● **Given instruction**: Which lines hold the word "Excel"? Copy each one.

● **Entries from a dataset**:

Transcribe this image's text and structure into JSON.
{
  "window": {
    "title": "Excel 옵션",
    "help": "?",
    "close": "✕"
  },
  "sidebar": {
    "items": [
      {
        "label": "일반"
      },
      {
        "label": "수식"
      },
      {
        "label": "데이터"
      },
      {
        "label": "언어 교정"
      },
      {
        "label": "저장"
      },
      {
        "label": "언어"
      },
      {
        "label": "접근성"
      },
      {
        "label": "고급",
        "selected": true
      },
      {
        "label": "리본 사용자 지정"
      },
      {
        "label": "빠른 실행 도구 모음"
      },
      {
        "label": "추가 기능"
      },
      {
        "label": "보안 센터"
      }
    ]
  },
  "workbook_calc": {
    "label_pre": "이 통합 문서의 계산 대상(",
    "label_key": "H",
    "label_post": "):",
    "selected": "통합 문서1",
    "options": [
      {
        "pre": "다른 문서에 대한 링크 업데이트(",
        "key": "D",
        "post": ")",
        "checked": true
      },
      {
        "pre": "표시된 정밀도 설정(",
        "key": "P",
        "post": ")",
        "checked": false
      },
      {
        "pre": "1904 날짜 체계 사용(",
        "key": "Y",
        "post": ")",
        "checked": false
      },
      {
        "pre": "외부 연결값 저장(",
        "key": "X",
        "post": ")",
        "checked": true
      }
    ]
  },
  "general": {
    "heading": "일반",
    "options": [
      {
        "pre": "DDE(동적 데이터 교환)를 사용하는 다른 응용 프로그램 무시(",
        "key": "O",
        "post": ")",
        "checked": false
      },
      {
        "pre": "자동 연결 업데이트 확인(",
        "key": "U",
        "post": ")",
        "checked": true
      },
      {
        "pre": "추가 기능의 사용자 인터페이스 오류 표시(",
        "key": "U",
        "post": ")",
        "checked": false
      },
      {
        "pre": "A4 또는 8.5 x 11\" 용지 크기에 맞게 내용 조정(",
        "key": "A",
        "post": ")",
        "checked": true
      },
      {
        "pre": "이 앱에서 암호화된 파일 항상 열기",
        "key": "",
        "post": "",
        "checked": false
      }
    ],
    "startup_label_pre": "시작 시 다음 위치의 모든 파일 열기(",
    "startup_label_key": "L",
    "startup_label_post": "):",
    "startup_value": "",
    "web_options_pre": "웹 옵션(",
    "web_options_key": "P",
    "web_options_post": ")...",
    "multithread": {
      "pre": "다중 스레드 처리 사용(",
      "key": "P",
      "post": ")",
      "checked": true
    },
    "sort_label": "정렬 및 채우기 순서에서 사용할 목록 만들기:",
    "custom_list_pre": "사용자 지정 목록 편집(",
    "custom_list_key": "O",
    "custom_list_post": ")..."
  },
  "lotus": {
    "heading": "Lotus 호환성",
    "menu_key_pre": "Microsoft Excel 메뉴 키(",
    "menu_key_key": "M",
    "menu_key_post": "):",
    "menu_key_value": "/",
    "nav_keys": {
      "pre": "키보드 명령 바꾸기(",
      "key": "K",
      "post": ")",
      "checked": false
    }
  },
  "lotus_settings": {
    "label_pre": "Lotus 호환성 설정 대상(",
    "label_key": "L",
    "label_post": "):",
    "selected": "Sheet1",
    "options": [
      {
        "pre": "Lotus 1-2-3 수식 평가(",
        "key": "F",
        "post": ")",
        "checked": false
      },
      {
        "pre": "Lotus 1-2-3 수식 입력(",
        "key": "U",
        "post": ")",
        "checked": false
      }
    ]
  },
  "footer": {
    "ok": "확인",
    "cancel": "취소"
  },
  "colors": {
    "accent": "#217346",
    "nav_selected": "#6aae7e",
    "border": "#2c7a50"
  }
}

● **Completed task**:
    "title": "Excel 옵션",
    "menu_key_pre": "Microsoft Excel 메뉴 키(",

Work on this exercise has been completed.